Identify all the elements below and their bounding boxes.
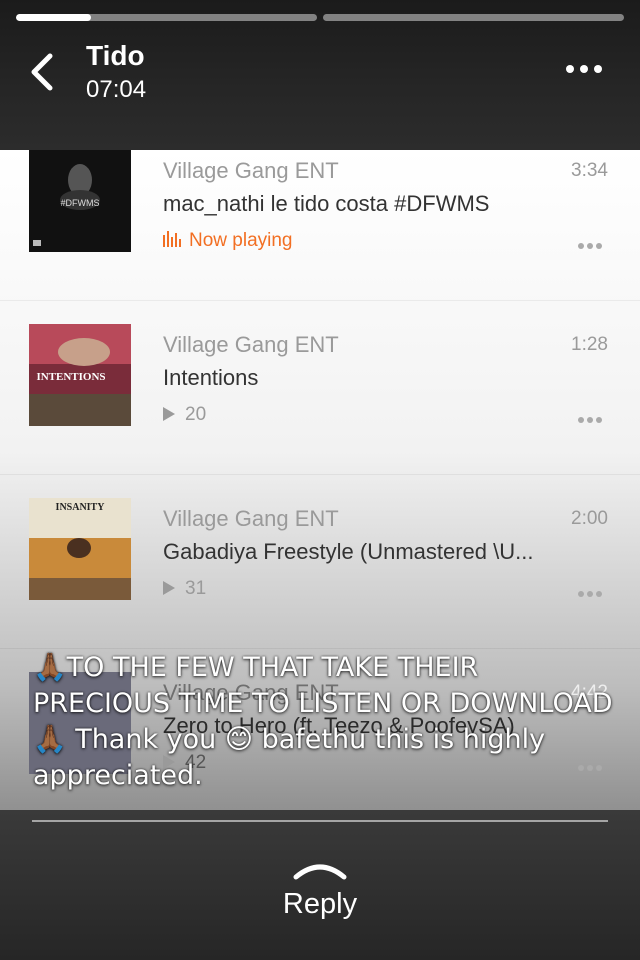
back-button[interactable] <box>24 48 64 96</box>
story-progress <box>16 14 624 22</box>
story-caption: 🙏🏾TO THE FEW THAT TAKE THEIR PRECIOUS TI… <box>33 652 613 791</box>
now-playing-indicator: Now playing <box>163 230 293 252</box>
track-artist: Village Gang ENT <box>163 506 339 531</box>
track-title[interactable]: mac_nathi le tido costa #DFWMS <box>163 191 563 217</box>
chevron-left-icon <box>31 53 53 91</box>
track-more-button[interactable] <box>578 410 608 423</box>
track-row[interactable]: #DFWMS Village Gang ENT mac_nathi le tid… <box>0 150 640 301</box>
chevron-up-icon <box>293 864 347 880</box>
more-options-button[interactable] <box>566 60 610 80</box>
divider <box>32 820 608 822</box>
track-duration: 2:00 <box>571 508 608 529</box>
play-count: 20 <box>163 404 206 426</box>
track-more-button[interactable] <box>578 584 608 597</box>
album-art: INSANITY <box>29 498 131 600</box>
reply-chevron-button[interactable] <box>290 855 350 885</box>
progress-segment-1 <box>16 14 317 21</box>
svg-text:#DFWMS: #DFWMS <box>61 198 100 208</box>
story-time: 07:04 <box>86 76 147 103</box>
play-icon <box>163 581 175 595</box>
track-duration: 1:28 <box>571 334 608 355</box>
story-title[interactable]: Tido <box>86 40 145 72</box>
reply-button[interactable]: Reply <box>0 888 640 921</box>
track-row[interactable]: INSANITY Village Gang ENT Gabadiya Frees… <box>0 474 640 649</box>
play-count: 31 <box>163 578 206 600</box>
ellipsis-icon <box>578 591 584 597</box>
svg-text:INSANITY: INSANITY <box>56 502 106 513</box>
track-row[interactable]: INTENTIONS Village Gang ENT Intentions 1… <box>0 300 640 475</box>
waveform-icon <box>163 231 181 247</box>
ellipsis-icon <box>578 243 584 249</box>
track-title[interactable]: Gabadiya Freestyle (Unmastered \U... <box>163 539 563 565</box>
album-art: INTENTIONS <box>29 324 131 426</box>
track-title[interactable]: Intentions <box>163 365 563 391</box>
svg-text:INTENTIONS: INTENTIONS <box>36 371 105 383</box>
album-art: #DFWMS <box>29 150 131 252</box>
track-duration: 3:34 <box>571 160 608 181</box>
reply-bar: Reply <box>0 810 640 960</box>
progress-segment-2 <box>323 14 624 21</box>
ellipsis-icon <box>578 417 584 423</box>
story-header: Tido 07:04 <box>0 0 640 150</box>
ellipsis-icon <box>566 65 574 73</box>
play-icon <box>163 407 175 421</box>
track-artist: Village Gang ENT <box>163 158 339 183</box>
track-artist: Village Gang ENT <box>163 332 339 357</box>
track-more-button[interactable] <box>578 236 608 249</box>
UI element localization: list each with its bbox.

== == ==

# Exercise:
Could you restate the material with each "track-more-button" changed to "track-options-button", keeping everything else unchanged and omitting the pictures?

# Solved problem:
Identify all the elements below and their bounding boxes.
back-button[interactable] <box>24 48 64 96</box>
story-progress <box>16 14 624 22</box>
story-caption: 🙏🏾TO THE FEW THAT TAKE THEIR PRECIOUS TI… <box>33 652 613 791</box>
now-playing-indicator: Now playing <box>163 230 293 252</box>
track-artist: Village Gang ENT <box>163 506 339 531</box>
track-title[interactable]: mac_nathi le tido costa #DFWMS <box>163 191 563 217</box>
chevron-left-icon <box>31 53 53 91</box>
track-options-button[interactable] <box>578 410 608 423</box>
track-row[interactable]: #DFWMS Village Gang ENT mac_nathi le tid… <box>0 150 640 301</box>
chevron-up-icon <box>293 864 347 880</box>
more-options-button[interactable] <box>566 60 610 80</box>
divider <box>32 820 608 822</box>
track-duration: 2:00 <box>571 508 608 529</box>
play-count: 20 <box>163 404 206 426</box>
track-options-button[interactable] <box>578 584 608 597</box>
album-art: INSANITY <box>29 498 131 600</box>
reply-chevron-button[interactable] <box>290 855 350 885</box>
progress-segment-1 <box>16 14 317 21</box>
svg-text:#DFWMS: #DFWMS <box>61 198 100 208</box>
story-time: 07:04 <box>86 76 147 103</box>
play-icon <box>163 581 175 595</box>
track-duration: 1:28 <box>571 334 608 355</box>
story-title[interactable]: Tido <box>86 40 145 72</box>
reply-button[interactable]: Reply <box>0 888 640 921</box>
track-row[interactable]: INSANITY Village Gang ENT Gabadiya Frees… <box>0 474 640 649</box>
play-count: 31 <box>163 578 206 600</box>
ellipsis-icon <box>578 591 584 597</box>
svg-text:INSANITY: INSANITY <box>56 502 106 513</box>
track-row[interactable]: INTENTIONS Village Gang ENT Intentions 1… <box>0 300 640 475</box>
waveform-icon <box>163 231 181 247</box>
ellipsis-icon <box>578 243 584 249</box>
track-title[interactable]: Gabadiya Freestyle (Unmastered \U... <box>163 539 563 565</box>
album-art: INTENTIONS <box>29 324 131 426</box>
track-title[interactable]: Intentions <box>163 365 563 391</box>
svg-text:INTENTIONS: INTENTIONS <box>36 371 105 383</box>
album-art: #DFWMS <box>29 150 131 252</box>
track-duration: 3:34 <box>571 160 608 181</box>
reply-bar: Reply <box>0 810 640 960</box>
progress-segment-2 <box>323 14 624 21</box>
ellipsis-icon <box>578 417 584 423</box>
story-header: Tido 07:04 <box>0 0 640 150</box>
ellipsis-icon <box>566 65 574 73</box>
play-icon <box>163 407 175 421</box>
track-artist: Village Gang ENT <box>163 158 339 183</box>
track-artist: Village Gang ENT <box>163 332 339 357</box>
track-options-button[interactable] <box>578 236 608 249</box>
UI element localization: list each with its bbox.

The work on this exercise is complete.